→ **Written instruction**
Give every line from the entries that contains "name".

→ **Data supplied**
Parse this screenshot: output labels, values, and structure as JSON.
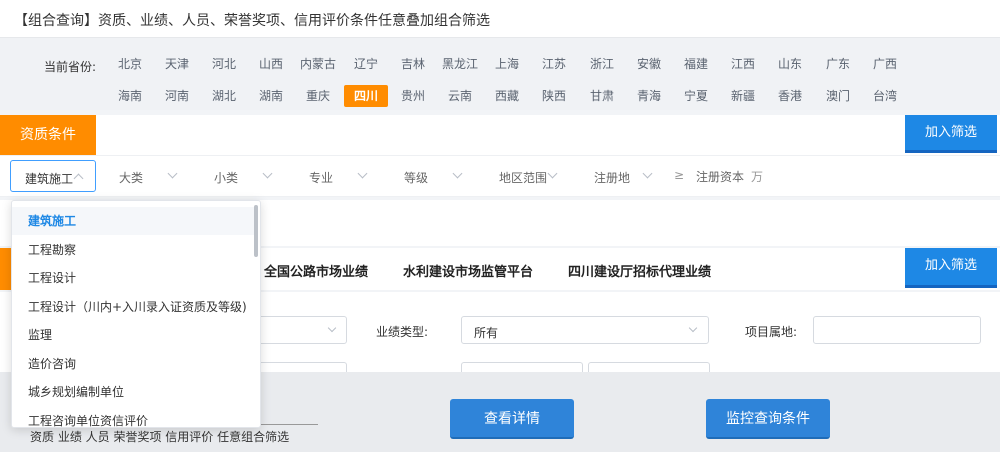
{
  "title": "【组合查询】资质、业绩、人员、荣誉奖项、信用评价条件任意叠加组合筛选",
  "province": {
    "label": "当前省份:",
    "row1": [
      "北京",
      "天津",
      "河北",
      "山西",
      "内蒙古",
      "辽宁",
      "吉林",
      "黑龙江",
      "上海",
      "江苏",
      "浙江",
      "安徽",
      "福建",
      "江西",
      "山东",
      "广东",
      "广西"
    ],
    "row2": [
      "海南",
      "河南",
      "湖北",
      "湖南",
      "重庆",
      "四川",
      "贵州",
      "云南",
      "西藏",
      "陕西",
      "甘肃",
      "青海",
      "宁夏",
      "新疆",
      "香港",
      "澳门",
      "台湾"
    ],
    "selected": "四川"
  },
  "qualification": {
    "tag": "资质条件",
    "add_label": "加入筛选",
    "filters": [
      {
        "name": "construction-type",
        "text": "建筑施工",
        "open": true
      },
      {
        "name": "major-category",
        "text": "大类"
      },
      {
        "name": "minor-category",
        "text": "小类"
      },
      {
        "name": "specialty",
        "text": "专业"
      },
      {
        "name": "grade",
        "text": "等级"
      },
      {
        "name": "region-scope",
        "text": "地区范围"
      },
      {
        "name": "registration-place",
        "text": "注册地"
      }
    ],
    "capital_symbol": "≥",
    "capital_label": "注册资本",
    "capital_unit": "万"
  },
  "dropdown_items": [
    "建筑施工",
    "工程勘察",
    "工程设计",
    "工程设计（川内+入川录入证资质及等级)",
    "监理",
    "造价咨询",
    "城乡规划编制单位",
    "工程咨询单位资信评价"
  ],
  "performance": {
    "add_label": "加入筛选",
    "tabs": [
      "全国公路市场业绩",
      "水利建设市场监管平台",
      "四川建设厅招标代理业绩"
    ]
  },
  "form": {
    "type_label": "业绩类型:",
    "type_value": "所有",
    "location_label": "项目属地:"
  },
  "bottom": {
    "detail_btn": "查看详情",
    "monitor_btn": "监控查询条件",
    "note": "资质 业绩 人员 荣誉奖项 信用评价 任意组合筛选"
  }
}
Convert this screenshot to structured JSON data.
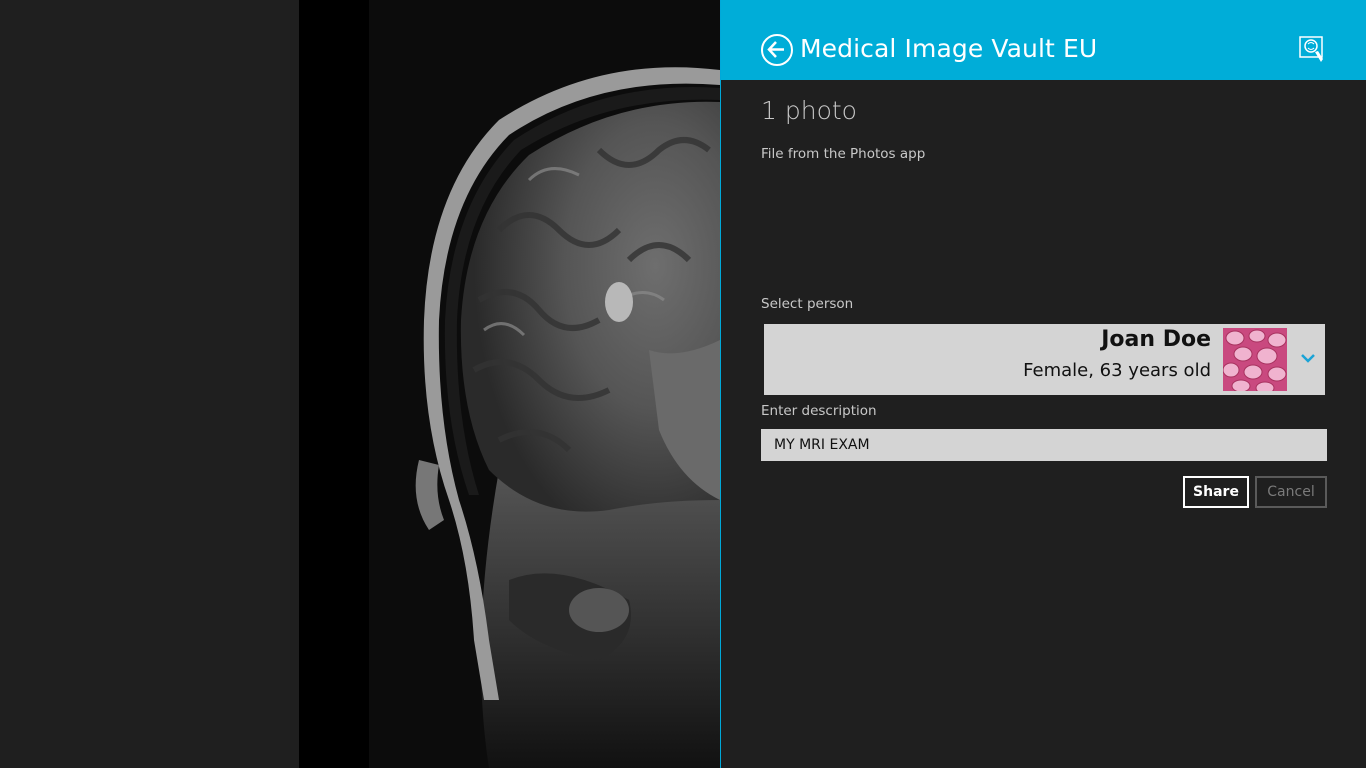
{
  "header": {
    "title": "Medical Image Vault EU",
    "back_icon": "back-arrow-icon",
    "logo_icon": "brain-touch-icon"
  },
  "share": {
    "photo_count": "1 photo",
    "source": "File from the Photos app"
  },
  "person": {
    "label": "Select person",
    "name": "Joan Doe",
    "info": "Female, 63 years old",
    "thumbnail_icon": "person-avatar-thumbnail",
    "chevron_icon": "chevron-down-icon"
  },
  "description": {
    "label": "Enter description",
    "value": "MY MRI EXAM"
  },
  "buttons": {
    "share": "Share",
    "cancel": "Cancel"
  },
  "colors": {
    "header_bg": "#00add8",
    "accent": "#00a8d9",
    "pane_bg": "#1f1f1f",
    "field_bg": "#d4d4d4"
  }
}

→ **Finished answer**
        "name": "construction-type",
        "name": "major-category",
        "name": "minor-category",
        "name": "specialty",
        "name": "grade",
        "name": "region-scope",
        "name": "registration-place",
    "name": "Joan Doe",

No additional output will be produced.